* **INSTRUCTIONS FOR THE TASK**:
Filter the entries that follow, copying every line in which the word "Shots" appears.
==== DATA ENTRIES ====
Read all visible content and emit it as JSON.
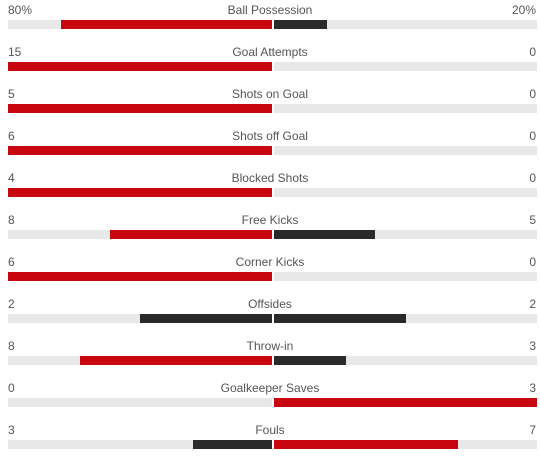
{
  "colors": {
    "leader": "#c8060f",
    "trailer": "#2a2a2a",
    "track": "#e8e8e8"
  },
  "stats": [
    {
      "name": "Ball Possession",
      "home": "80%",
      "away": "20%",
      "home_share": 0.8,
      "away_share": 0.2,
      "leader": "home"
    },
    {
      "name": "Goal Attempts",
      "home": "15",
      "away": "0",
      "home_share": 1.0,
      "away_share": 0.0,
      "leader": "home"
    },
    {
      "name": "Shots on Goal",
      "home": "5",
      "away": "0",
      "home_share": 1.0,
      "away_share": 0.0,
      "leader": "home"
    },
    {
      "name": "Shots off Goal",
      "home": "6",
      "away": "0",
      "home_share": 1.0,
      "away_share": 0.0,
      "leader": "home"
    },
    {
      "name": "Blocked Shots",
      "home": "4",
      "away": "0",
      "home_share": 1.0,
      "away_share": 0.0,
      "leader": "home"
    },
    {
      "name": "Free Kicks",
      "home": "8",
      "away": "5",
      "home_share": 0.6154,
      "away_share": 0.3846,
      "leader": "home"
    },
    {
      "name": "Corner Kicks",
      "home": "6",
      "away": "0",
      "home_share": 1.0,
      "away_share": 0.0,
      "leader": "home"
    },
    {
      "name": "Offsides",
      "home": "2",
      "away": "2",
      "home_share": 0.5,
      "away_share": 0.5,
      "leader": "none"
    },
    {
      "name": "Throw-in",
      "home": "8",
      "away": "3",
      "home_share": 0.7273,
      "away_share": 0.2727,
      "leader": "home"
    },
    {
      "name": "Goalkeeper Saves",
      "home": "0",
      "away": "3",
      "home_share": 0.0,
      "away_share": 1.0,
      "leader": "away"
    },
    {
      "name": "Fouls",
      "home": "3",
      "away": "7",
      "home_share": 0.3,
      "away_share": 0.7,
      "leader": "away"
    }
  ]
}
====
* **WRITTEN ANSWER**:
      "name": "Shots on Goal",
      "name": "Shots off Goal",
      "name": "Blocked Shots",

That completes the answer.